[Your instructions] Show every line in the records below that contains the word "Zugang".
--- begin Extracted records ---
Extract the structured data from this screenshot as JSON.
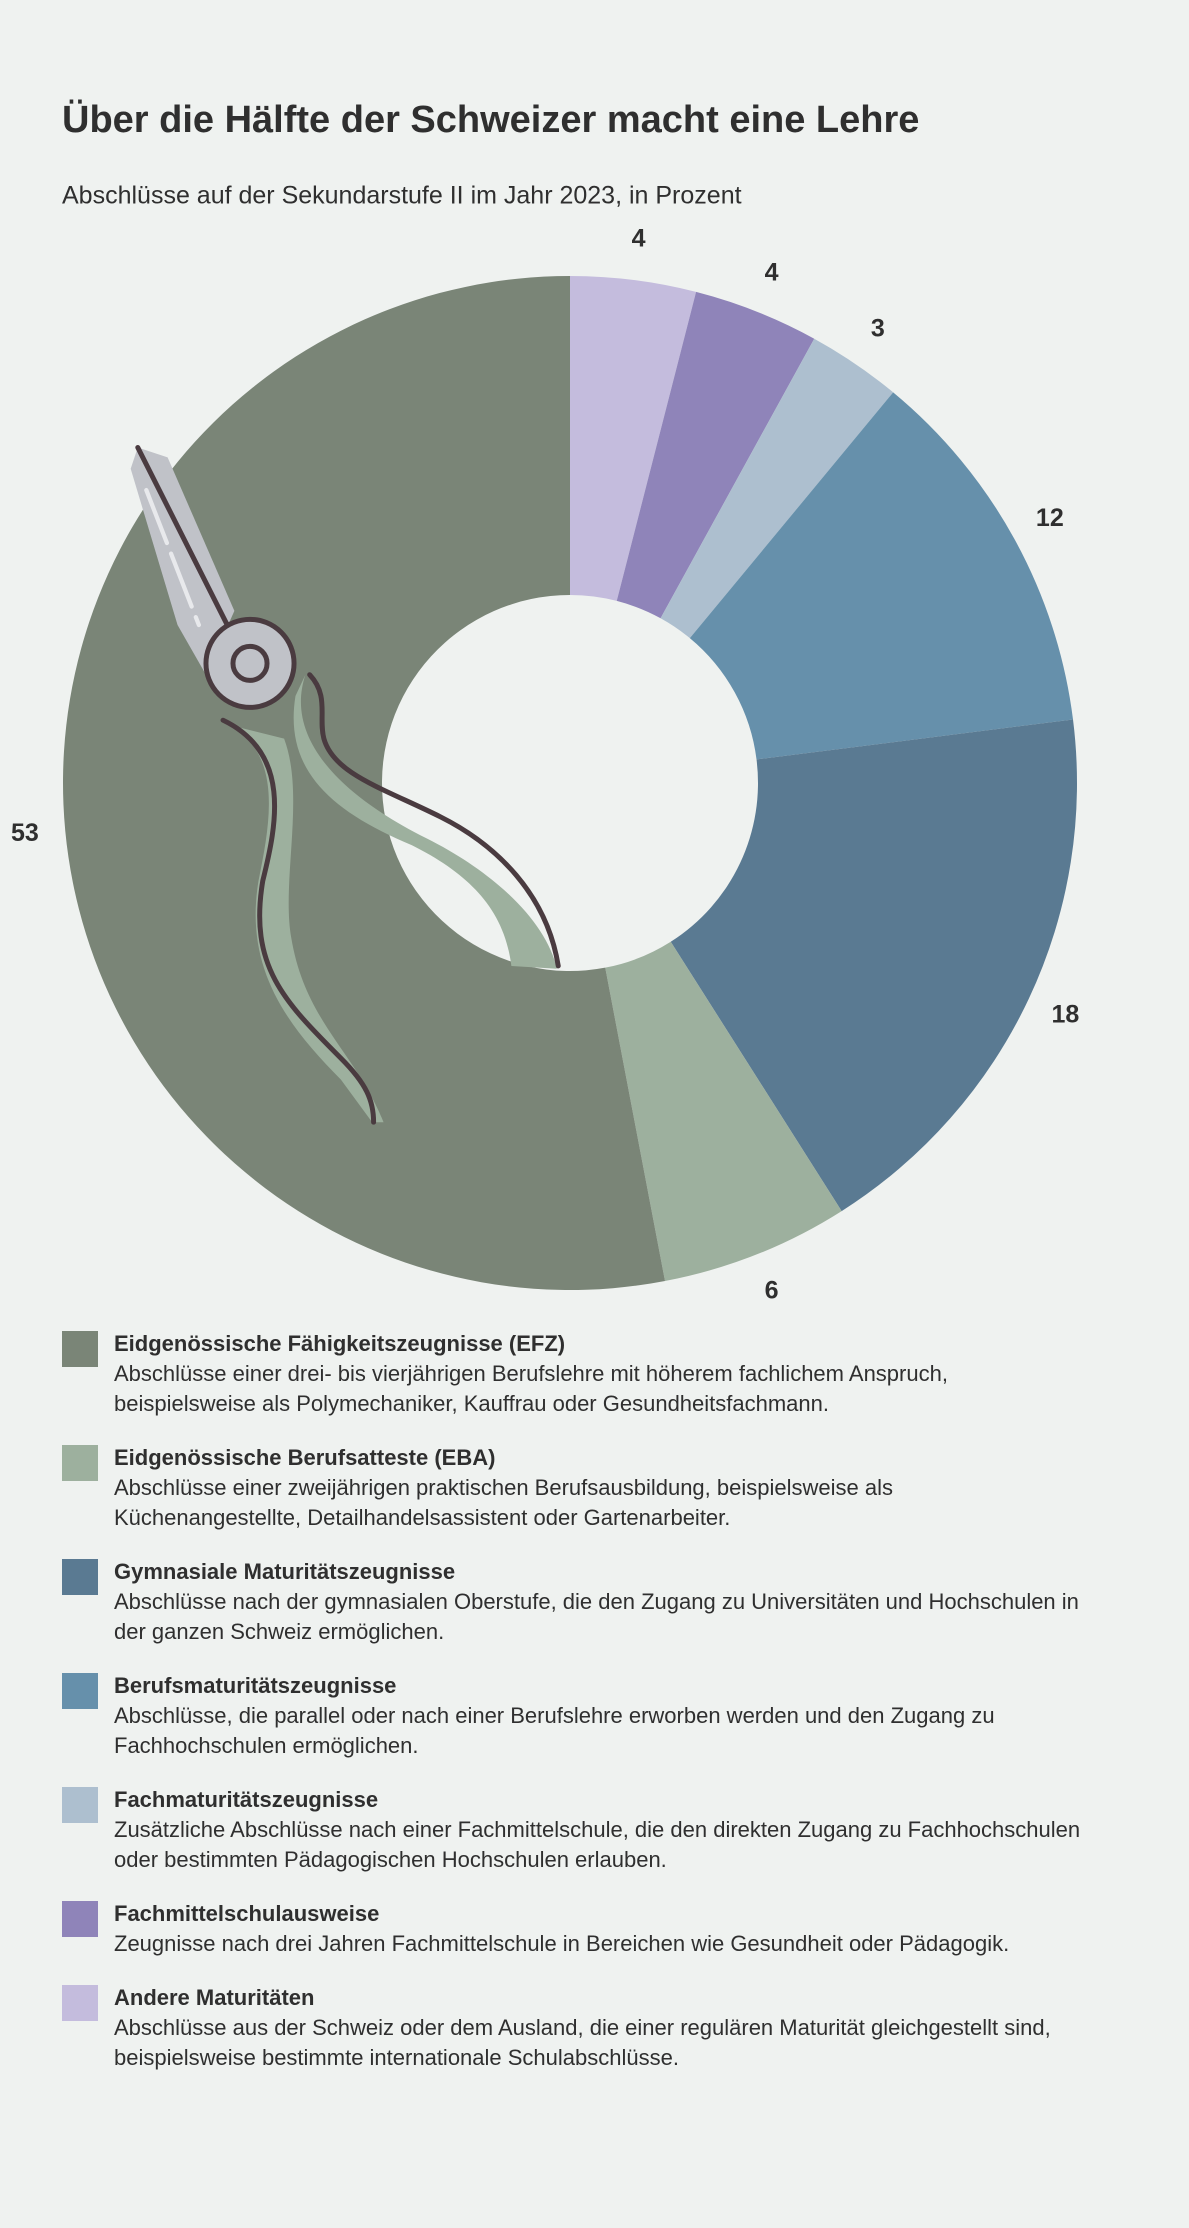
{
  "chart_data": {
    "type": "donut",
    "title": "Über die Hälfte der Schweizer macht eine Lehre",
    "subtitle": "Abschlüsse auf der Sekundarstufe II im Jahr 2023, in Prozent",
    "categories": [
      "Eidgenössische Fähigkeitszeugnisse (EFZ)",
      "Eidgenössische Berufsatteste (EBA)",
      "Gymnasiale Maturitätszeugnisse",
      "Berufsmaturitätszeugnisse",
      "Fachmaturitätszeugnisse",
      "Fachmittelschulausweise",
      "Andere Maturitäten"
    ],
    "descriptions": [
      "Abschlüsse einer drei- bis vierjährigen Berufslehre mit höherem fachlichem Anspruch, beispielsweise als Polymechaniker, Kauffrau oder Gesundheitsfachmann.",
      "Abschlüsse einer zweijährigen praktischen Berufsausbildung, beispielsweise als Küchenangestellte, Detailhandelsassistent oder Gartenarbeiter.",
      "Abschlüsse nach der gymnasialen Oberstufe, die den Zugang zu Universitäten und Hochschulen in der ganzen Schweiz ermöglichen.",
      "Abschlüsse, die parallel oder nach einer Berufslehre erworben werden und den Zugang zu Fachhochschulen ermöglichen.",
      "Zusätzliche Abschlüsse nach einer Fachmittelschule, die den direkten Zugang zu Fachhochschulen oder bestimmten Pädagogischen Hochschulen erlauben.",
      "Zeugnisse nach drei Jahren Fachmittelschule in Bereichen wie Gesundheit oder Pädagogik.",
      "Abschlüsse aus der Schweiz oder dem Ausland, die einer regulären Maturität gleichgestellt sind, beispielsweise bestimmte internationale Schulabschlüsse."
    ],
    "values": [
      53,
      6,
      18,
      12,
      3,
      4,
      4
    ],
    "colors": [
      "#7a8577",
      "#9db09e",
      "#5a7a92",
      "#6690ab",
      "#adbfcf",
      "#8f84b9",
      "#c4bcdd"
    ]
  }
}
--- end Extracted records ---
[Solution below]
      "Abschlüsse nach der gymnasialen Oberstufe, die den Zugang zu Universitäten und Hochschulen in der ganzen Schweiz ermöglichen.",
      "Abschlüsse, die parallel oder nach einer Berufslehre erworben werden und den Zugang zu Fachhochschulen ermöglichen.",
      "Zusätzliche Abschlüsse nach einer Fachmittelschule, die den direkten Zugang zu Fachhochschulen oder bestimmten Pädagogischen Hochschulen erlauben.",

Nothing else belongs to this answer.